Excerpt from a dataset:
_ _ _ _ _

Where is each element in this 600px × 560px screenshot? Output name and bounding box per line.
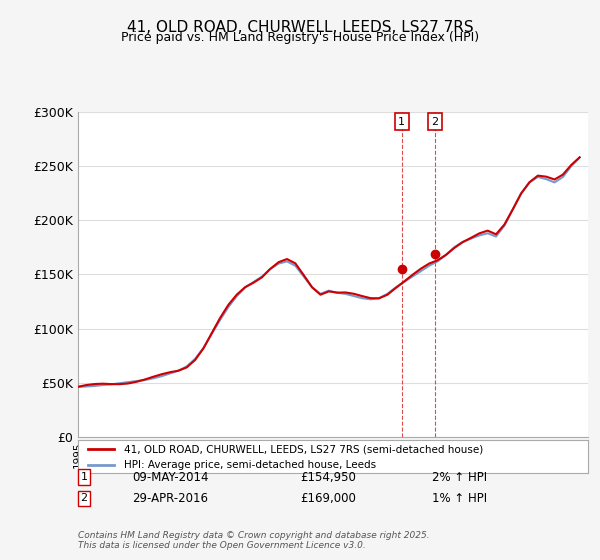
Text: Price paid vs. HM Land Registry's House Price Index (HPI): Price paid vs. HM Land Registry's House …	[121, 31, 479, 44]
Text: 2: 2	[431, 116, 438, 127]
Text: 41, OLD ROAD, CHURWELL, LEEDS, LS27 7RS: 41, OLD ROAD, CHURWELL, LEEDS, LS27 7RS	[127, 20, 473, 35]
Text: £154,950: £154,950	[300, 470, 356, 484]
Text: 1: 1	[398, 116, 405, 127]
Text: 09-MAY-2014: 09-MAY-2014	[132, 470, 209, 484]
Text: 1% ↑ HPI: 1% ↑ HPI	[432, 492, 487, 505]
Text: 2% ↑ HPI: 2% ↑ HPI	[432, 470, 487, 484]
Text: 1: 1	[80, 472, 88, 482]
Text: 41, OLD ROAD, CHURWELL, LEEDS, LS27 7RS (semi-detached house): 41, OLD ROAD, CHURWELL, LEEDS, LS27 7RS …	[124, 444, 483, 454]
Text: HPI: Average price, semi-detached house, Leeds: HPI: Average price, semi-detached house,…	[124, 460, 376, 470]
Text: £169,000: £169,000	[300, 492, 356, 505]
Text: 29-APR-2016: 29-APR-2016	[132, 492, 208, 505]
Text: 2: 2	[80, 493, 88, 503]
Text: Contains HM Land Registry data © Crown copyright and database right 2025.
This d: Contains HM Land Registry data © Crown c…	[78, 530, 430, 550]
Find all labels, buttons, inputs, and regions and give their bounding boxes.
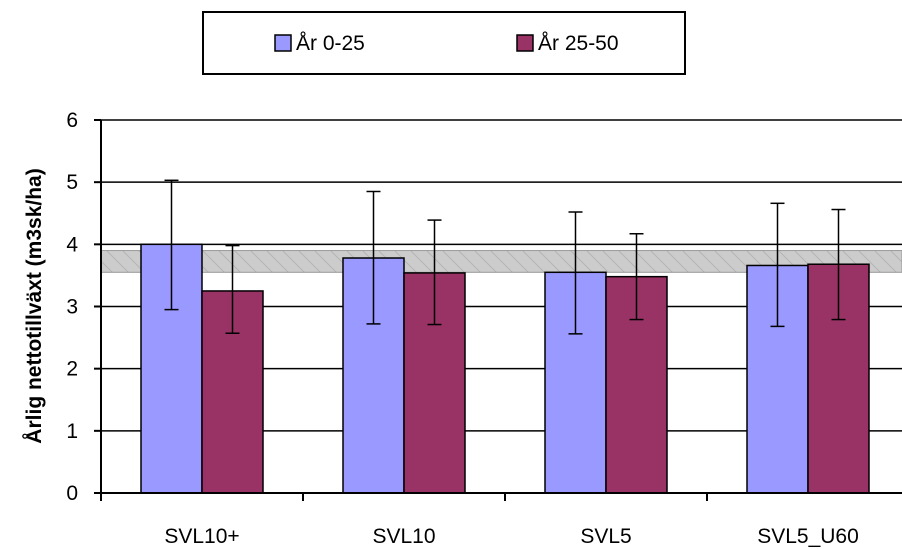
error-bar-svl10-r-25-50 [427, 219, 442, 326]
x-category-label-svl5-u60: SVL5_U60 [757, 525, 859, 548]
error-bar-svl10-r-0-25 [366, 190, 381, 325]
x-category-label-svl10: SVL10+ [164, 525, 239, 548]
y-tick-label-6: 6 [66, 109, 78, 132]
axes [94, 119, 902, 501]
x-category-label-svl10: SVL10 [372, 525, 435, 548]
error-bar-svl5-r-25-50 [629, 233, 644, 321]
y-tick-label-3: 3 [66, 296, 78, 319]
error-bar-svl10-r-25-50 [225, 244, 240, 334]
y-tick-labels: 0 1 2 3 4 5 6 [66, 109, 78, 505]
y-tick-label-2: 2 [66, 358, 78, 381]
y-tick-label-4: 4 [66, 233, 78, 256]
legend-label-ar-25-50: År 25-50 [538, 32, 619, 55]
legend-label-ar-0-25: År 0-25 [296, 32, 365, 55]
error-bars [164, 179, 846, 335]
y-tick-label-1: 1 [66, 420, 78, 443]
y-tick-label-5: 5 [66, 171, 78, 194]
y-axis-title: Årlig nettotillväxt (m3sk/ha) [22, 168, 46, 443]
error-bar-svl10-r-0-25 [164, 179, 179, 311]
error-bar-svl5-u60-r-0-25 [770, 202, 785, 328]
x-category-label-svl5: SVL5 [580, 525, 631, 548]
legend-swatch-ar-25-50 [516, 34, 534, 52]
error-bar-svl5-r-0-25 [568, 211, 583, 335]
error-bar-svl5-u60-r-25-50 [831, 208, 846, 321]
x-category-labels: SVL10+ SVL10 SVL5 SVL5_U60 [164, 525, 858, 548]
legend: År 0-25 År 25-50 [202, 11, 686, 75]
legend-swatch-ar-0-25 [274, 34, 292, 52]
y-tick-label-0: 0 [66, 482, 78, 505]
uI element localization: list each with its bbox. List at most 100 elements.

_ _ _ _ _

*What you will do*
Quote all of the records above line for line, leaving out the pictures.

*Written answer*
Where is each element in this 600px × 560px screenshot? Output name and bounding box per line.
Text: Price paid vs. HM Land Registry's House Price Index (HPI): Price paid vs. HM Land Registry's House …	[121, 31, 479, 44]
Text: 2: 2	[431, 116, 438, 127]
Text: 41, OLD ROAD, CHURWELL, LEEDS, LS27 7RS: 41, OLD ROAD, CHURWELL, LEEDS, LS27 7RS	[127, 20, 473, 35]
Text: £154,950: £154,950	[300, 470, 356, 484]
Text: 1: 1	[398, 116, 405, 127]
Text: 09-MAY-2014: 09-MAY-2014	[132, 470, 209, 484]
Text: 1% ↑ HPI: 1% ↑ HPI	[432, 492, 487, 505]
Text: 2% ↑ HPI: 2% ↑ HPI	[432, 470, 487, 484]
Text: 1: 1	[80, 472, 88, 482]
Text: 41, OLD ROAD, CHURWELL, LEEDS, LS27 7RS (semi-detached house): 41, OLD ROAD, CHURWELL, LEEDS, LS27 7RS …	[124, 444, 483, 454]
Text: HPI: Average price, semi-detached house, Leeds: HPI: Average price, semi-detached house,…	[124, 460, 376, 470]
Text: £169,000: £169,000	[300, 492, 356, 505]
Text: 29-APR-2016: 29-APR-2016	[132, 492, 208, 505]
Text: 2: 2	[80, 493, 88, 503]
Text: Contains HM Land Registry data © Crown copyright and database right 2025.
This d: Contains HM Land Registry data © Crown c…	[78, 530, 430, 550]
Find all labels, buttons, inputs, and regions and give their bounding boxes.
error-bar-svl10-r-25-50 [427, 219, 442, 326]
x-category-label-svl5-u60: SVL5_U60 [757, 525, 859, 548]
error-bar-svl10-r-0-25 [366, 190, 381, 325]
x-category-label-svl10: SVL10+ [164, 525, 239, 548]
y-tick-label-6: 6 [66, 109, 78, 132]
axes [94, 119, 902, 501]
x-category-label-svl10: SVL10 [372, 525, 435, 548]
error-bar-svl5-r-25-50 [629, 233, 644, 321]
y-tick-label-3: 3 [66, 296, 78, 319]
error-bar-svl10-r-25-50 [225, 244, 240, 334]
y-tick-labels: 0 1 2 3 4 5 6 [66, 109, 78, 505]
y-tick-label-2: 2 [66, 358, 78, 381]
y-tick-label-4: 4 [66, 233, 78, 256]
legend-label-ar-25-50: År 25-50 [538, 32, 619, 55]
legend-label-ar-0-25: År 0-25 [296, 32, 365, 55]
error-bars [164, 179, 846, 335]
y-tick-label-1: 1 [66, 420, 78, 443]
y-tick-label-5: 5 [66, 171, 78, 194]
y-axis-title: Årlig nettotillväxt (m3sk/ha) [22, 168, 46, 443]
error-bar-svl10-r-0-25 [164, 179, 179, 311]
error-bar-svl5-u60-r-0-25 [770, 202, 785, 328]
x-category-label-svl5: SVL5 [580, 525, 631, 548]
legend-swatch-ar-25-50 [516, 34, 534, 52]
error-bar-svl5-r-0-25 [568, 211, 583, 335]
error-bar-svl5-u60-r-25-50 [831, 208, 846, 321]
x-category-labels: SVL10+ SVL10 SVL5 SVL5_U60 [164, 525, 858, 548]
legend: År 0-25 År 25-50 [202, 11, 686, 75]
legend-swatch-ar-0-25 [274, 34, 292, 52]
y-tick-label-0: 0 [66, 482, 78, 505]
uI element localization: list each with its bbox. List at most 100 elements.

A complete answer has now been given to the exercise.